PROBLEM DESCRIPTION:
Copy out each line below that has the word "Confirm" in it.

Data excerpts
[BEGIN]

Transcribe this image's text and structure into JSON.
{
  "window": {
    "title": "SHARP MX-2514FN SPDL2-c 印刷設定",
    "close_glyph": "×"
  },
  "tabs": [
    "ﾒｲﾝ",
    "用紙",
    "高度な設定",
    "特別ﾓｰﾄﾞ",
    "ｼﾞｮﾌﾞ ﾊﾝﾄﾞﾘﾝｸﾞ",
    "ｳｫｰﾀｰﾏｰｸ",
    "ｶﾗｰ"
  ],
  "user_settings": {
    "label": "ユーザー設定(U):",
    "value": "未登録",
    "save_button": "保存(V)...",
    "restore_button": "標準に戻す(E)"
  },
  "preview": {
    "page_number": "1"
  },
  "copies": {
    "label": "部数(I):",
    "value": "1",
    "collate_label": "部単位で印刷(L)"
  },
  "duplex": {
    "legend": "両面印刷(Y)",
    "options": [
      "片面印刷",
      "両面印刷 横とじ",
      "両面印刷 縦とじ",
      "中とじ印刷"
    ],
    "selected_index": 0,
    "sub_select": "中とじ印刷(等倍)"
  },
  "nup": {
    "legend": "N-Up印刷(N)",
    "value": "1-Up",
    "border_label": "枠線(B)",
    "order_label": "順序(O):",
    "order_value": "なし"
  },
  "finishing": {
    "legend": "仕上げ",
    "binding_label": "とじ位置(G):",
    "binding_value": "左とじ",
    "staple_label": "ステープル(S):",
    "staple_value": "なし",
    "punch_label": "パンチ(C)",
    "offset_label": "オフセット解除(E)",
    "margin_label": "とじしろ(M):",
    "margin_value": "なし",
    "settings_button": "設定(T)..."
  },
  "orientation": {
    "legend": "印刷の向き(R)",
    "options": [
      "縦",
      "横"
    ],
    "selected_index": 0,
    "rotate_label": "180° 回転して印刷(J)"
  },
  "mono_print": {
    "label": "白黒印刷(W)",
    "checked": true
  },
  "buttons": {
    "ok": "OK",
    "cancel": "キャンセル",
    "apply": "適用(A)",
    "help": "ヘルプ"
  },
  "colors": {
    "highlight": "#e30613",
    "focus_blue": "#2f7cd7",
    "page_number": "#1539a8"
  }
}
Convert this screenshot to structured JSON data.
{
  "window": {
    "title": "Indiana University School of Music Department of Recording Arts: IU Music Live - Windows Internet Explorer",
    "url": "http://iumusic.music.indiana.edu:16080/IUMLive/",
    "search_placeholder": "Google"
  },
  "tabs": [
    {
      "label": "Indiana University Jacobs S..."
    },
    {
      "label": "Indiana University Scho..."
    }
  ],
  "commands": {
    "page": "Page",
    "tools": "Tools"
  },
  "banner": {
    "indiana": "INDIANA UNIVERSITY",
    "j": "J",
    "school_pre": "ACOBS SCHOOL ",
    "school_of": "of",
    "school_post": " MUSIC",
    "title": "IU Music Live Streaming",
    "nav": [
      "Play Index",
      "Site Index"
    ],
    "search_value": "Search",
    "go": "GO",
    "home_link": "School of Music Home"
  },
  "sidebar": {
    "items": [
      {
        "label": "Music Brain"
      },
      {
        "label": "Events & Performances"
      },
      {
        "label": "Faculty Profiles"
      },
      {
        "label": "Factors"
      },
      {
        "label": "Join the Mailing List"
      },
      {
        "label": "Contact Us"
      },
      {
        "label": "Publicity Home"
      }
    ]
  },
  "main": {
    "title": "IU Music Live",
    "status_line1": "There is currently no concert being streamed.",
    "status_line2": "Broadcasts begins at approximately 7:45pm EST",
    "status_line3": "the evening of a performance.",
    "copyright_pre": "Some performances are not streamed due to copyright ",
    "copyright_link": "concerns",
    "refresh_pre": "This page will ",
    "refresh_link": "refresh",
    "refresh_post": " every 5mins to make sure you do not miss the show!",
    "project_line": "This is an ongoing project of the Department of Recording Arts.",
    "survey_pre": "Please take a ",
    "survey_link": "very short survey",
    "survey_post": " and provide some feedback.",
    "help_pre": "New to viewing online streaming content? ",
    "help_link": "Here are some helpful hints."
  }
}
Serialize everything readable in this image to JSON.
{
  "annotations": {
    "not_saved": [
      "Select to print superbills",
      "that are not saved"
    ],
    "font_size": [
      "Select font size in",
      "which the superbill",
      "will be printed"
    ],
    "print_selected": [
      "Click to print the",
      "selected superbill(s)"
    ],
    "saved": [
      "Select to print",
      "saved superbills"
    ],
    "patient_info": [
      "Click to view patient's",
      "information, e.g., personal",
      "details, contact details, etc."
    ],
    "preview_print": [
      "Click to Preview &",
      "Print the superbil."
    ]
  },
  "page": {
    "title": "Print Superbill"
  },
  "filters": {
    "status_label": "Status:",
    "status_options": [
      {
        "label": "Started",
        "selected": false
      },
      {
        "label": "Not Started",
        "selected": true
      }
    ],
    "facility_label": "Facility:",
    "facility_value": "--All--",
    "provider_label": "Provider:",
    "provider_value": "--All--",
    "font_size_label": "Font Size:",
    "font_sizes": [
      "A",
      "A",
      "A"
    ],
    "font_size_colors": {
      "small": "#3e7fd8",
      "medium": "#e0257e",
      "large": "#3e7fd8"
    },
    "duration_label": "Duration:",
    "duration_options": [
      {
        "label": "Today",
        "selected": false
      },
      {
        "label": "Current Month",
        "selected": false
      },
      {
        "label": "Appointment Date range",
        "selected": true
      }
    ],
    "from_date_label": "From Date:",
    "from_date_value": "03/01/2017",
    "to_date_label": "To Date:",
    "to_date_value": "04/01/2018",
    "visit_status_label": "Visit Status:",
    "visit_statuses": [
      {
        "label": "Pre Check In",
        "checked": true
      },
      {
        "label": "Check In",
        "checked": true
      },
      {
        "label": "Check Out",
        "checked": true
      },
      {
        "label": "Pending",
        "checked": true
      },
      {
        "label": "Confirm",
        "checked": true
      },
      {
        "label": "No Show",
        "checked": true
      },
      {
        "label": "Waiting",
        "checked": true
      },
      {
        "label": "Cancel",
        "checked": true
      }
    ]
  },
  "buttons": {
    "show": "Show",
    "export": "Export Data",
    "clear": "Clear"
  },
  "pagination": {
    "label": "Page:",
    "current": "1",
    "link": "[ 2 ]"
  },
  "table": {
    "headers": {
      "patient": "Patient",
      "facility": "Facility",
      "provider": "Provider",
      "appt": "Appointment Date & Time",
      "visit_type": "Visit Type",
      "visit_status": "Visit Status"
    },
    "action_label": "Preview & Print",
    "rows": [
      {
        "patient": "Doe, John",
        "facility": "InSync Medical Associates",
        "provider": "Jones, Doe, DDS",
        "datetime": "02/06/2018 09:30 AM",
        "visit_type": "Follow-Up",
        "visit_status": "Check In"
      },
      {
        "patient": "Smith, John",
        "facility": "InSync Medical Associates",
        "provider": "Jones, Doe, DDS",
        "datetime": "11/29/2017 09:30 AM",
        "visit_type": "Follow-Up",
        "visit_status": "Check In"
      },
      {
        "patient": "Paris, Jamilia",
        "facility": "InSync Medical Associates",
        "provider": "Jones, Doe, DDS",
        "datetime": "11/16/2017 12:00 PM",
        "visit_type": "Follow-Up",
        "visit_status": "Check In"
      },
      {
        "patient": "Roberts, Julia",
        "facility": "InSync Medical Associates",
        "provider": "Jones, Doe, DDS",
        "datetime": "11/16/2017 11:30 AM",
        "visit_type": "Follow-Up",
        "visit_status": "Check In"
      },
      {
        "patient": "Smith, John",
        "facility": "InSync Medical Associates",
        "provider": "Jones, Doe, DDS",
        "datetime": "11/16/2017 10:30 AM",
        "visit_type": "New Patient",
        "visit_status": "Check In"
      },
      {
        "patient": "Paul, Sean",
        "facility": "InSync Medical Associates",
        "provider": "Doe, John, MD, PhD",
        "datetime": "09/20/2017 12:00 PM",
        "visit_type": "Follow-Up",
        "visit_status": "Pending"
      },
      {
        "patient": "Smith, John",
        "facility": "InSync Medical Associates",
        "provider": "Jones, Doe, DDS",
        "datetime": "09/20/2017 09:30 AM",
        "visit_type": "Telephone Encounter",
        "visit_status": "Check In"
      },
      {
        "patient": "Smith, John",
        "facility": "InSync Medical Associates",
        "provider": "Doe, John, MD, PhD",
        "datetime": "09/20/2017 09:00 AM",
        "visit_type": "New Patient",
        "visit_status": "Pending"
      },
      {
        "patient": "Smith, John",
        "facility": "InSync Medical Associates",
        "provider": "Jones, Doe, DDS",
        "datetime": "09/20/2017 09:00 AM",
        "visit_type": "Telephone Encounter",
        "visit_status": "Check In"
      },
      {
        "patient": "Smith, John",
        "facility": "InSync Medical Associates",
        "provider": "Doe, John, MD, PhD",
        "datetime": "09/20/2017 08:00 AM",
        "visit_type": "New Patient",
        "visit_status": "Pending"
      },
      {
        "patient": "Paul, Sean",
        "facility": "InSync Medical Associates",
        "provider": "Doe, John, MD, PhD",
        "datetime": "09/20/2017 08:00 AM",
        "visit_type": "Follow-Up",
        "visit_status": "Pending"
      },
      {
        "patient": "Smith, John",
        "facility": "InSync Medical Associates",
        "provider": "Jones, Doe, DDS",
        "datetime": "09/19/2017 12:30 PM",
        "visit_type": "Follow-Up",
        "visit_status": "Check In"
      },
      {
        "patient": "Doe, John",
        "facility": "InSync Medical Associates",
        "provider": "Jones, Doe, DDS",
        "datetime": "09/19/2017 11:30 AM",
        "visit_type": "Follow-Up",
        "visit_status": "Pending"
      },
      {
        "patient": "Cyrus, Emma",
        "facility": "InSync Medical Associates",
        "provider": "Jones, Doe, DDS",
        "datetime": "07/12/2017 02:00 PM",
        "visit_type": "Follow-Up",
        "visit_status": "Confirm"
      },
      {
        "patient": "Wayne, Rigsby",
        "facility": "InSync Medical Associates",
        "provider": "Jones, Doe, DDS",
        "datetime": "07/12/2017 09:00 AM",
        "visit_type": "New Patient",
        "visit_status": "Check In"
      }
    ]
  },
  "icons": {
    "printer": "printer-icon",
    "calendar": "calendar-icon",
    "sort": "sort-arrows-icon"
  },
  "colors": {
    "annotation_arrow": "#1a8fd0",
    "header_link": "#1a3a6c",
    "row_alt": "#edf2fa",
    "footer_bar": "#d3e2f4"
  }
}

[END]

WRITTEN ANSWER:
        "label": "Confirm",
        "visit_status": "Confirm"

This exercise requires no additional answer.